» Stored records
**********

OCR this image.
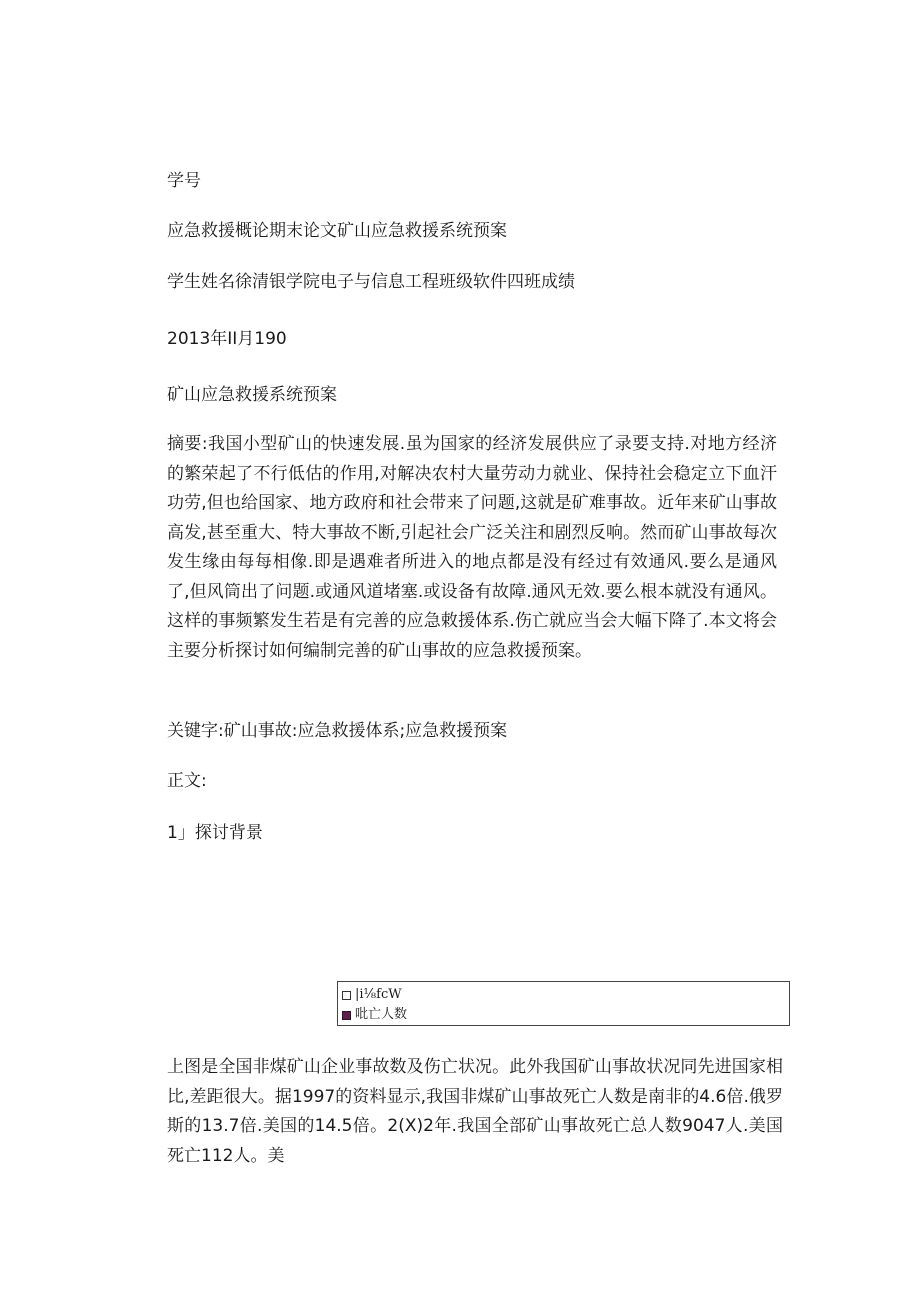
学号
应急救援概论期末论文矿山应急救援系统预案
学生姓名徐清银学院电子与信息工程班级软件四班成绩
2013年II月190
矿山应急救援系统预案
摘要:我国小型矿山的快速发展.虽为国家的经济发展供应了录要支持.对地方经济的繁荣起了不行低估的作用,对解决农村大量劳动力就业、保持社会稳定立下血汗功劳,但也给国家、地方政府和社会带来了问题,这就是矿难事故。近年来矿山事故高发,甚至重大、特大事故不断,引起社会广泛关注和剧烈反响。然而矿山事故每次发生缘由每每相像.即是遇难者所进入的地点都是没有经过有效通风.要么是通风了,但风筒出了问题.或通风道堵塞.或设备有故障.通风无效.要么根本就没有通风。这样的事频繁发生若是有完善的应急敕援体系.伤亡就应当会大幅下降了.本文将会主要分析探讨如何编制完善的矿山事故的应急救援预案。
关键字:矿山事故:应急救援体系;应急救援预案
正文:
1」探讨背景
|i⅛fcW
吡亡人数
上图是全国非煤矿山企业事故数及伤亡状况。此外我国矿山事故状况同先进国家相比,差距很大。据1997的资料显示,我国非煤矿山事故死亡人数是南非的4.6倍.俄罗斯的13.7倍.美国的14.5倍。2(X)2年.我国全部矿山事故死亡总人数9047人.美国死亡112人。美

**********

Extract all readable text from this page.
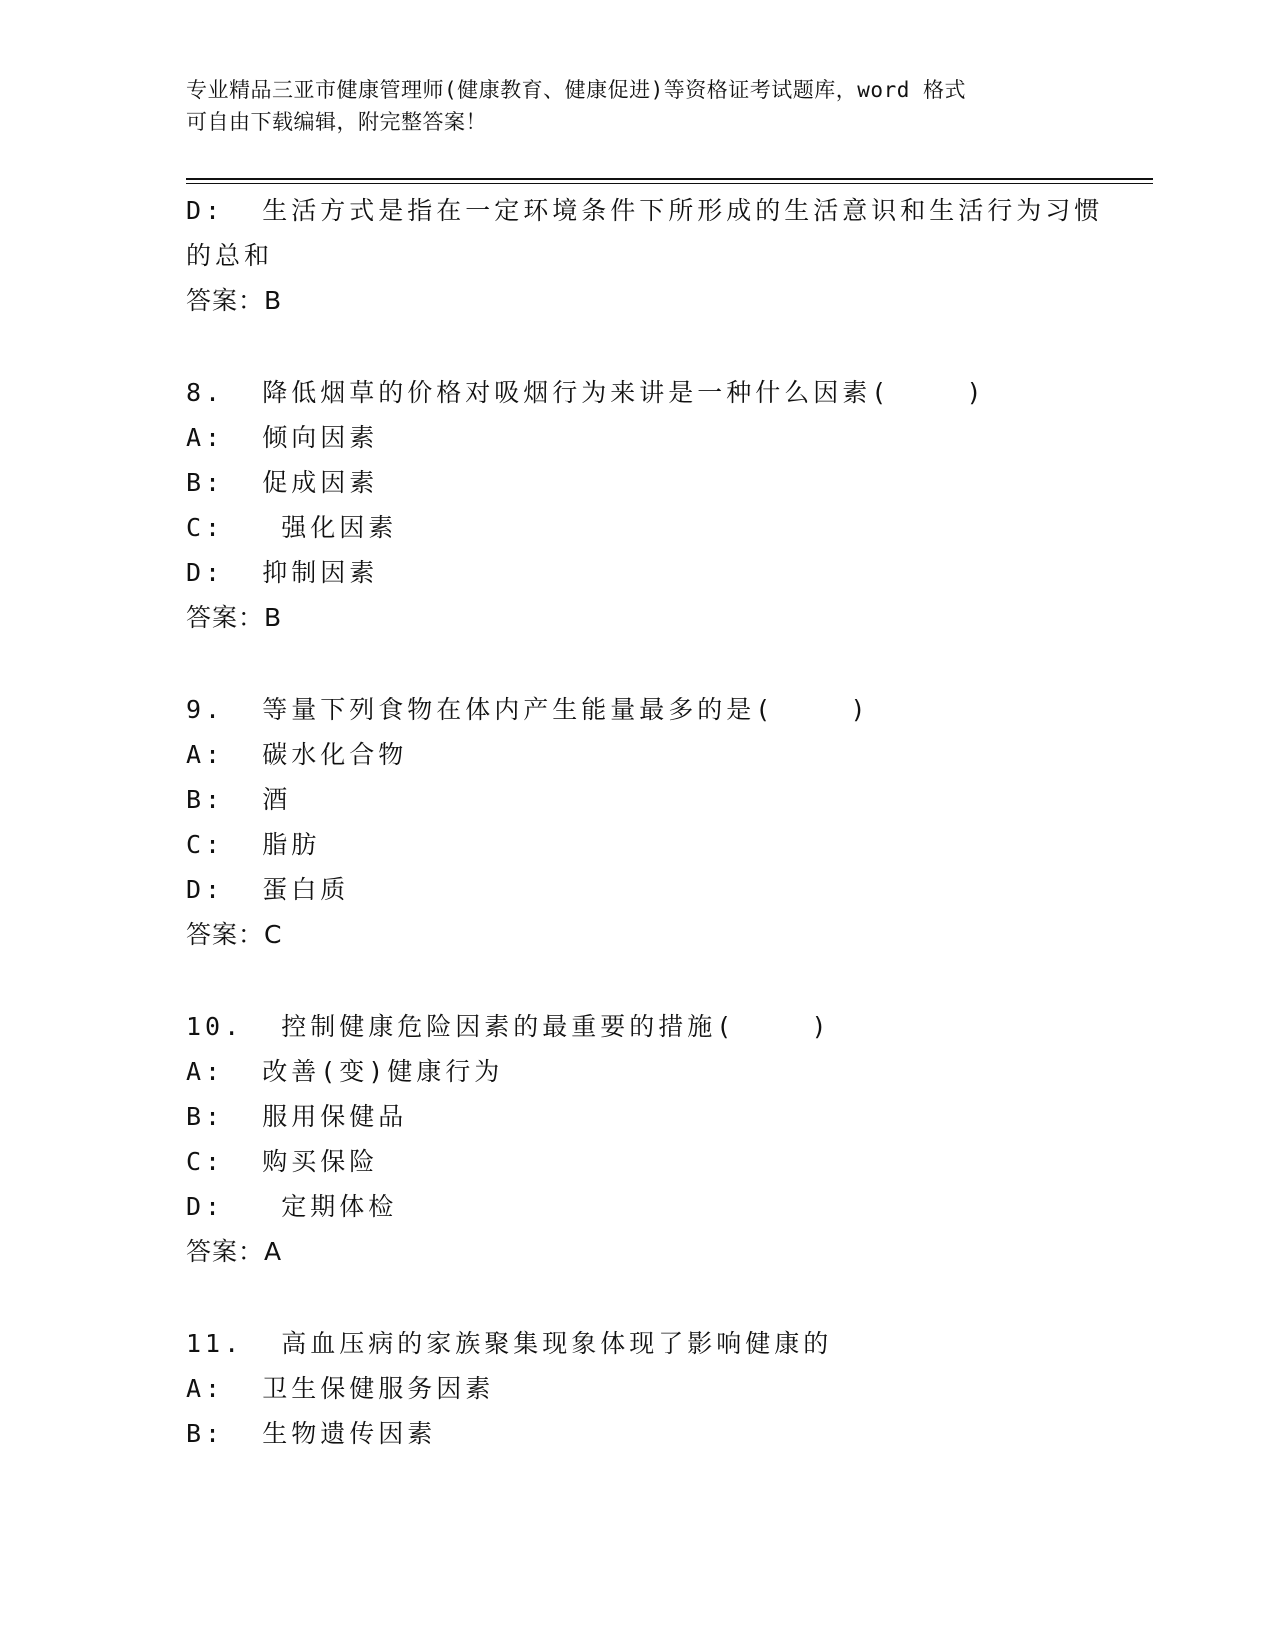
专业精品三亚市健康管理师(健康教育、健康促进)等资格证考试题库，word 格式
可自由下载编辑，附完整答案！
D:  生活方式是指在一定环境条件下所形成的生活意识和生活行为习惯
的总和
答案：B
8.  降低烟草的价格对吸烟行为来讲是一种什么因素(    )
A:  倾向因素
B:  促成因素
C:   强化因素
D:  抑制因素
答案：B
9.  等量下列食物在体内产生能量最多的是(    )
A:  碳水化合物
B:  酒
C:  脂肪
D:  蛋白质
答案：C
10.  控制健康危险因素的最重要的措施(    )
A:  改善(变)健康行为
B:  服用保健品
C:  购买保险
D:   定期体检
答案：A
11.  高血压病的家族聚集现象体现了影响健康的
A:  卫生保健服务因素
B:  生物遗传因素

**********

» Given instruction
Each line of the material that holds the string "this" counts once; give the total alone.

» Solution below
2